The exercise :: Count the lines below that contain the word "中债国债到期收益率", and give only that number.
────────
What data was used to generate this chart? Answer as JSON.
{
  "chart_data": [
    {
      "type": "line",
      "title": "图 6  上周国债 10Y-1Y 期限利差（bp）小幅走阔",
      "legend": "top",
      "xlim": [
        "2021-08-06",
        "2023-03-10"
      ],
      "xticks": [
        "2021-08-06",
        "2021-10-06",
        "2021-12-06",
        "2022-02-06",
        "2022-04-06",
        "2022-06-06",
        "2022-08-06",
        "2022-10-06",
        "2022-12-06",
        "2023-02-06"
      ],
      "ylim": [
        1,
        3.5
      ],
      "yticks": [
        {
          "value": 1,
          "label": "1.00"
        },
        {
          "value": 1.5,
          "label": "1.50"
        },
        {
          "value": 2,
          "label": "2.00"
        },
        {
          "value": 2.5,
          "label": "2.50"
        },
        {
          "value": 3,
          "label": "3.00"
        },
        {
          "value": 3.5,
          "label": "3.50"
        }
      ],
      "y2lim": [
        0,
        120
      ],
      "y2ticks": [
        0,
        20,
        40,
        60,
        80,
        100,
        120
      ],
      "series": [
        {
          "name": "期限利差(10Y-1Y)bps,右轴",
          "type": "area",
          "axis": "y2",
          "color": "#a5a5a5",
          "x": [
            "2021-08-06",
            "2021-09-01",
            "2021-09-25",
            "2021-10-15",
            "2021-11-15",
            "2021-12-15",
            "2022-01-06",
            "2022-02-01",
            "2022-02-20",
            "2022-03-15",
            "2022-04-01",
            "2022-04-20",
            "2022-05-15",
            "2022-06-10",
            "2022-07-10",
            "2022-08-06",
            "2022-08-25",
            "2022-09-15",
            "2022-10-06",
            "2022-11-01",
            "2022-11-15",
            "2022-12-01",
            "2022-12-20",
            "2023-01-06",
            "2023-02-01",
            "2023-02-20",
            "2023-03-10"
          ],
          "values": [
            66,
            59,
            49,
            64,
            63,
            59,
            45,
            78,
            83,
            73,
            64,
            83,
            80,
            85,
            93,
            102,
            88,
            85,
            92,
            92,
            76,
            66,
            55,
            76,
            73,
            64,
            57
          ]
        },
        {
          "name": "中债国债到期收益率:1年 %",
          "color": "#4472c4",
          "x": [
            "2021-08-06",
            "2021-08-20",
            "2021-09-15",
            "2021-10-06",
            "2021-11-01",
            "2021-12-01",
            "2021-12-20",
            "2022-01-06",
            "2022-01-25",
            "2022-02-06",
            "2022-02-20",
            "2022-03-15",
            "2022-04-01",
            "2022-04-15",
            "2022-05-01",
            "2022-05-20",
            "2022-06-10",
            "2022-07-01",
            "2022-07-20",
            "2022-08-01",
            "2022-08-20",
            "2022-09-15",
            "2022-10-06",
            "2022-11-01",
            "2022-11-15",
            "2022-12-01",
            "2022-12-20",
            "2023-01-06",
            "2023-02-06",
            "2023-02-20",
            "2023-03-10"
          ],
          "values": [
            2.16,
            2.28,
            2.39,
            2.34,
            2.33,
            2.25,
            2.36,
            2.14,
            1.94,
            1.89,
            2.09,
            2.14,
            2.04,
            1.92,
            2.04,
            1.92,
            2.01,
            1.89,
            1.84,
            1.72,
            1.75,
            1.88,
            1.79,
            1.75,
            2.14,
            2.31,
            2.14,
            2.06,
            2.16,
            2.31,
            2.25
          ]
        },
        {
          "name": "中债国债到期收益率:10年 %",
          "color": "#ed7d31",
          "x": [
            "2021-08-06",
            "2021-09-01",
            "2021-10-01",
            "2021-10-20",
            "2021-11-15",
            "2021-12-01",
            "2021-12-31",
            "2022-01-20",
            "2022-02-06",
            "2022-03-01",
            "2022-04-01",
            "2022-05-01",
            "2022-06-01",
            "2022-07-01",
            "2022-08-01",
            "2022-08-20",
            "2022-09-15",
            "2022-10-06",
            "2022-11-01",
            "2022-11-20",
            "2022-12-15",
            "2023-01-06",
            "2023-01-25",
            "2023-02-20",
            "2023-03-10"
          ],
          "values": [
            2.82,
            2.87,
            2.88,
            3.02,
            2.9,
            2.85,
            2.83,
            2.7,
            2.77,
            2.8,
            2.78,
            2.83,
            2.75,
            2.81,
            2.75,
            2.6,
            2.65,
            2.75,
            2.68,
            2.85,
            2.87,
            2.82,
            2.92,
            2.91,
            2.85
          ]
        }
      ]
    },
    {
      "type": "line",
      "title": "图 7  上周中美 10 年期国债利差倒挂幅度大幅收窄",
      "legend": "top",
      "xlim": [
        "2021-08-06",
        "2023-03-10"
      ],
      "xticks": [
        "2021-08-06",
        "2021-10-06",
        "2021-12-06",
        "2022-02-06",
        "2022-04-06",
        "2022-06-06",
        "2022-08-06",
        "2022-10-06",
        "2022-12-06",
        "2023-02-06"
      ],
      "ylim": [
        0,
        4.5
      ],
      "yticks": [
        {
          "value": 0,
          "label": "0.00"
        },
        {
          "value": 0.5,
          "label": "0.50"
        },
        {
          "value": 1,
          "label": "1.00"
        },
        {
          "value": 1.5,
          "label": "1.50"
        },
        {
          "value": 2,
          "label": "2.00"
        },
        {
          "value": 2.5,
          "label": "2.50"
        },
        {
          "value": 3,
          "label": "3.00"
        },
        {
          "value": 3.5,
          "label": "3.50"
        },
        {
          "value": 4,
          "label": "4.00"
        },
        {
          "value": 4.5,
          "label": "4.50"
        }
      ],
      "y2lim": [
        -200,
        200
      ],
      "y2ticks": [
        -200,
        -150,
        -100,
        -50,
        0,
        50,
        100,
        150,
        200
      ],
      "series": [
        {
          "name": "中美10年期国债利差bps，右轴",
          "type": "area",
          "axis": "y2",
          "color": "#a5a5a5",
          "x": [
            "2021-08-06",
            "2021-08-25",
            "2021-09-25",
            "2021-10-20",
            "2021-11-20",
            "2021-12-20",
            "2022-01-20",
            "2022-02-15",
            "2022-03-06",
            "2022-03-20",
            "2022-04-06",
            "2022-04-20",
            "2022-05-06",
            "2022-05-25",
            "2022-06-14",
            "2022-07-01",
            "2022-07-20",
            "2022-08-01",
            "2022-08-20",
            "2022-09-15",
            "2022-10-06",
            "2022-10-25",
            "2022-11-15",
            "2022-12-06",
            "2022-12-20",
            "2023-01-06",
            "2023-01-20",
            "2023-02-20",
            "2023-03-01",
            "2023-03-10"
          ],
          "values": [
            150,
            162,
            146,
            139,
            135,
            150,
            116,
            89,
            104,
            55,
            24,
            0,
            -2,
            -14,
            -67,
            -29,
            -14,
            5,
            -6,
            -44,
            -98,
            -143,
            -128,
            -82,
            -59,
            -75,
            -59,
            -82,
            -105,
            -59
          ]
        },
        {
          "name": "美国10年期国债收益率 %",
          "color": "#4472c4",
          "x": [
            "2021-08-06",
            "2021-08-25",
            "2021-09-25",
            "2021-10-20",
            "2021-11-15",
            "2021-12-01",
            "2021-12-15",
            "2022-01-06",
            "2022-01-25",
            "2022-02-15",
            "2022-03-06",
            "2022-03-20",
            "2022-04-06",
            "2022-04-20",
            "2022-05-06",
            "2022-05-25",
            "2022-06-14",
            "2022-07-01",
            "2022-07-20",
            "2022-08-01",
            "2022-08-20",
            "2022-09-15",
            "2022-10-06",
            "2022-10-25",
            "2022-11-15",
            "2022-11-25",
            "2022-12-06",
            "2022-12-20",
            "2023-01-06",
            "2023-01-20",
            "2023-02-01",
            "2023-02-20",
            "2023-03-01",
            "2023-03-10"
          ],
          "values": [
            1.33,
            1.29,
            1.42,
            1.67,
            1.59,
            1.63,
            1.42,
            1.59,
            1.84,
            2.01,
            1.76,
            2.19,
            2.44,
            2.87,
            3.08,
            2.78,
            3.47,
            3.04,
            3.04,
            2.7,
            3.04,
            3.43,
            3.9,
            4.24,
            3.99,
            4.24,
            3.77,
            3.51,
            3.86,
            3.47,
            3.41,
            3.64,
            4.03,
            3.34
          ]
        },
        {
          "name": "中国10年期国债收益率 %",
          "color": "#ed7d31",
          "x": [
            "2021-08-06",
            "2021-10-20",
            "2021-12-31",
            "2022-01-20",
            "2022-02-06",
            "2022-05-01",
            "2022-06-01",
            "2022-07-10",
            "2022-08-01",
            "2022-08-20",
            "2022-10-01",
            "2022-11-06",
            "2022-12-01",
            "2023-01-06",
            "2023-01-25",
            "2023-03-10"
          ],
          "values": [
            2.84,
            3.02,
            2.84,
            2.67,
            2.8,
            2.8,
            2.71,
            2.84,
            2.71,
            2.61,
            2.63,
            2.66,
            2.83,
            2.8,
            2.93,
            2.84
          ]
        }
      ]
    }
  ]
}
────────
Output :: 2